**** Records supplied ****

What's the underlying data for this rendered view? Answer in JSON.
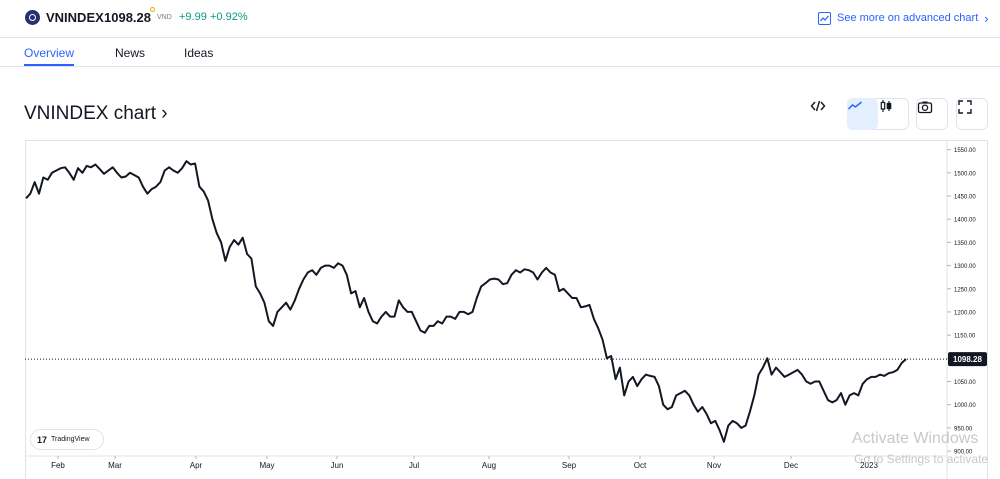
{
  "header": {
    "symbol": "VNINDEX",
    "separator": "·",
    "price": "1098.28",
    "currency": "VND",
    "change": "+9.99",
    "change_pct": "+0.92%",
    "advanced_link": "See more on advanced chart",
    "positive_color": "#089981",
    "accent_color": "#2962ff"
  },
  "tabs": [
    {
      "label": "Overview",
      "active": true
    },
    {
      "label": "News",
      "active": false
    },
    {
      "label": "Ideas",
      "active": false
    }
  ],
  "chart_title": "VNINDEX chart ›",
  "toolbar": {
    "icons": [
      "embed-icon",
      "line-chart-icon",
      "candlestick-icon",
      "camera-icon",
      "fullscreen-icon"
    ],
    "active": "line-chart-icon"
  },
  "branding": "TradingView",
  "chart_data": {
    "type": "line",
    "series": [
      {
        "values": [
          1445,
          1455,
          1480,
          1455,
          1490,
          1485,
          1500,
          1505,
          1510,
          1512,
          1500,
          1485,
          1510,
          1500,
          1515,
          1512,
          1518,
          1508,
          1498,
          1505,
          1512,
          1500,
          1490,
          1492,
          1500,
          1495,
          1490,
          1470,
          1455,
          1465,
          1470,
          1480,
          1505,
          1512,
          1505,
          1500,
          1510,
          1525,
          1518,
          1520,
          1470,
          1460,
          1440,
          1400,
          1370,
          1350,
          1310,
          1340,
          1355,
          1345,
          1360,
          1325,
          1315,
          1255,
          1240,
          1220,
          1180,
          1170,
          1200,
          1210,
          1220,
          1205,
          1225,
          1250,
          1270,
          1285,
          1290,
          1280,
          1295,
          1300,
          1300,
          1295,
          1305,
          1300,
          1280,
          1240,
          1245,
          1210,
          1230,
          1200,
          1180,
          1175,
          1190,
          1200,
          1190,
          1190,
          1225,
          1210,
          1200,
          1200,
          1180,
          1160,
          1155,
          1170,
          1170,
          1180,
          1175,
          1190,
          1190,
          1185,
          1200,
          1200,
          1195,
          1200,
          1230,
          1255,
          1262,
          1270,
          1272,
          1270,
          1260,
          1262,
          1280,
          1290,
          1285,
          1292,
          1290,
          1285,
          1270,
          1285,
          1295,
          1285,
          1280,
          1245,
          1250,
          1240,
          1230,
          1230,
          1210,
          1212,
          1215,
          1185,
          1165,
          1140,
          1100,
          1105,
          1055,
          1080,
          1020,
          1050,
          1060,
          1040,
          1055,
          1065,
          1062,
          1060,
          1040,
          1000,
          990,
          995,
          1020,
          1025,
          1030,
          1020,
          1000,
          985,
          995,
          980,
          960,
          965,
          945,
          920,
          955,
          965,
          960,
          950,
          955,
          985,
          1020,
          1065,
          1080,
          1100,
          1065,
          1080,
          1070,
          1060,
          1065,
          1070,
          1075,
          1065,
          1050,
          1045,
          1050,
          1050,
          1030,
          1010,
          1005,
          1010,
          1025,
          1000,
          1020,
          1025,
          1020,
          1045,
          1055,
          1060,
          1060,
          1065,
          1062,
          1068,
          1070,
          1075,
          1090,
          1098.28
        ]
      }
    ],
    "x_labels": [
      "Feb",
      "Mar",
      "Apr",
      "May",
      "Jun",
      "Jul",
      "Aug",
      "Sep",
      "Oct",
      "Nov",
      "Dec",
      "2023"
    ],
    "y_ticks": [
      900,
      950,
      1000,
      1050,
      1100,
      1150,
      1200,
      1250,
      1300,
      1350,
      1400,
      1450,
      1500,
      1550
    ],
    "y_tick_labels": [
      "900.00",
      "950.00",
      "1000.00",
      "1050.00",
      "1100.00",
      "1150.00",
      "1200.00",
      "1250.00",
      "1300.00",
      "1350.00",
      "1400.00",
      "1450.00",
      "1500.00",
      "1550.00"
    ],
    "last_value_label": "1098.28",
    "ylim": [
      898,
      1560
    ],
    "line_color": "#131722",
    "grid": false
  },
  "watermark": {
    "line1": "Activate Windows",
    "line2": "Go to Settings to activate"
  }
}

****

• Exercise details:
Make an exact copy of every record, pictures excluded.

• Answer to the exercise:
What's the underlying data for this rendered view? Answer in JSON.
{
  "header": {
    "symbol": "VNINDEX",
    "separator": "·",
    "price": "1098.28",
    "currency": "VND",
    "change": "+9.99",
    "change_pct": "+0.92%",
    "advanced_link": "See more on advanced chart",
    "positive_color": "#089981",
    "accent_color": "#2962ff"
  },
  "tabs": [
    {
      "label": "Overview",
      "active": true
    },
    {
      "label": "News",
      "active": false
    },
    {
      "label": "Ideas",
      "active": false
    }
  ],
  "chart_title": "VNINDEX chart ›",
  "toolbar": {
    "icons": [
      "embed-icon",
      "line-chart-icon",
      "candlestick-icon",
      "camera-icon",
      "fullscreen-icon"
    ],
    "active": "line-chart-icon"
  },
  "branding": "TradingView",
  "chart_data": {
    "type": "line",
    "series": [
      {
        "values": [
          1445,
          1455,
          1480,
          1455,
          1490,
          1485,
          1500,
          1505,
          1510,
          1512,
          1500,
          1485,
          1510,
          1500,
          1515,
          1512,
          1518,
          1508,
          1498,
          1505,
          1512,
          1500,
          1490,
          1492,
          1500,
          1495,
          1490,
          1470,
          1455,
          1465,
          1470,
          1480,
          1505,
          1512,
          1505,
          1500,
          1510,
          1525,
          1518,
          1520,
          1470,
          1460,
          1440,
          1400,
          1370,
          1350,
          1310,
          1340,
          1355,
          1345,
          1360,
          1325,
          1315,
          1255,
          1240,
          1220,
          1180,
          1170,
          1200,
          1210,
          1220,
          1205,
          1225,
          1250,
          1270,
          1285,
          1290,
          1280,
          1295,
          1300,
          1300,
          1295,
          1305,
          1300,
          1280,
          1240,
          1245,
          1210,
          1230,
          1200,
          1180,
          1175,
          1190,
          1200,
          1190,
          1190,
          1225,
          1210,
          1200,
          1200,
          1180,
          1160,
          1155,
          1170,
          1170,
          1180,
          1175,
          1190,
          1190,
          1185,
          1200,
          1200,
          1195,
          1200,
          1230,
          1255,
          1262,
          1270,
          1272,
          1270,
          1260,
          1262,
          1280,
          1290,
          1285,
          1292,
          1290,
          1285,
          1270,
          1285,
          1295,
          1285,
          1280,
          1245,
          1250,
          1240,
          1230,
          1230,
          1210,
          1212,
          1215,
          1185,
          1165,
          1140,
          1100,
          1105,
          1055,
          1080,
          1020,
          1050,
          1060,
          1040,
          1055,
          1065,
          1062,
          1060,
          1040,
          1000,
          990,
          995,
          1020,
          1025,
          1030,
          1020,
          1000,
          985,
          995,
          980,
          960,
          965,
          945,
          920,
          955,
          965,
          960,
          950,
          955,
          985,
          1020,
          1065,
          1080,
          1100,
          1065,
          1080,
          1070,
          1060,
          1065,
          1070,
          1075,
          1065,
          1050,
          1045,
          1050,
          1050,
          1030,
          1010,
          1005,
          1010,
          1025,
          1000,
          1020,
          1025,
          1020,
          1045,
          1055,
          1060,
          1060,
          1065,
          1062,
          1068,
          1070,
          1075,
          1090,
          1098.28
        ]
      }
    ],
    "x_labels": [
      "Feb",
      "Mar",
      "Apr",
      "May",
      "Jun",
      "Jul",
      "Aug",
      "Sep",
      "Oct",
      "Nov",
      "Dec",
      "2023"
    ],
    "y_ticks": [
      900,
      950,
      1000,
      1050,
      1100,
      1150,
      1200,
      1250,
      1300,
      1350,
      1400,
      1450,
      1500,
      1550
    ],
    "y_tick_labels": [
      "900.00",
      "950.00",
      "1000.00",
      "1050.00",
      "1100.00",
      "1150.00",
      "1200.00",
      "1250.00",
      "1300.00",
      "1350.00",
      "1400.00",
      "1450.00",
      "1500.00",
      "1550.00"
    ],
    "last_value_label": "1098.28",
    "ylim": [
      898,
      1560
    ],
    "line_color": "#131722",
    "grid": false
  },
  "watermark": {
    "line1": "Activate Windows",
    "line2": "Go to Settings to activate"
  }
}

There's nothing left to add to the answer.